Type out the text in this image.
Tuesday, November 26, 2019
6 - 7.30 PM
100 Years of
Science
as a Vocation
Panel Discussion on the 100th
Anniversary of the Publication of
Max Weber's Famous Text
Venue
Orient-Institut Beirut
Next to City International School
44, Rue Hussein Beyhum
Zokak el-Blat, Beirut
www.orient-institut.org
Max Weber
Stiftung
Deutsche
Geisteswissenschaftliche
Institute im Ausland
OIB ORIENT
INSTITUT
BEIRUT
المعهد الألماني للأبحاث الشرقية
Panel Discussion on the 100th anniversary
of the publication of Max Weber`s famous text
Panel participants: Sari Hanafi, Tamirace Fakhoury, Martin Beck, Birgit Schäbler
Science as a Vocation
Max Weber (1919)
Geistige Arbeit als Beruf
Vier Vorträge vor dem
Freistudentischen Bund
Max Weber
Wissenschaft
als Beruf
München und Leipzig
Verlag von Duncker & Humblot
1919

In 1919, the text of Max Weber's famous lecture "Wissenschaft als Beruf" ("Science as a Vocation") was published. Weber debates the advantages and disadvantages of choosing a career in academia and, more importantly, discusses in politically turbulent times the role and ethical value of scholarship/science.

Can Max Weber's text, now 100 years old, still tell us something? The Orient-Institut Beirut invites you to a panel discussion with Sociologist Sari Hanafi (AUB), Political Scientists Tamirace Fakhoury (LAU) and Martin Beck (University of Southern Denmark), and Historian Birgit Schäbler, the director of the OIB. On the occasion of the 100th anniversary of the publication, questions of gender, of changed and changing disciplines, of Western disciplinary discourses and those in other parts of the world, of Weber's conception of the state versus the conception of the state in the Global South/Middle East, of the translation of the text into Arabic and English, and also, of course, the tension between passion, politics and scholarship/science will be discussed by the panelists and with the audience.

* EXERCISE OBJECTIVE *
Filter lines by "Beruf" and return each hit.

* SOLUTION *
Geistige Arbeit als Beruf
als Beruf
In 1919, the text of Max Weber's famous lecture "Wissenschaft als Beruf" ("Science as a Vocation") was published. Weber debates the advantages and disadvantages of choosing a career in academia and, more importantly, discusses in politically turbulent times the role and ethical value of scholarship/science.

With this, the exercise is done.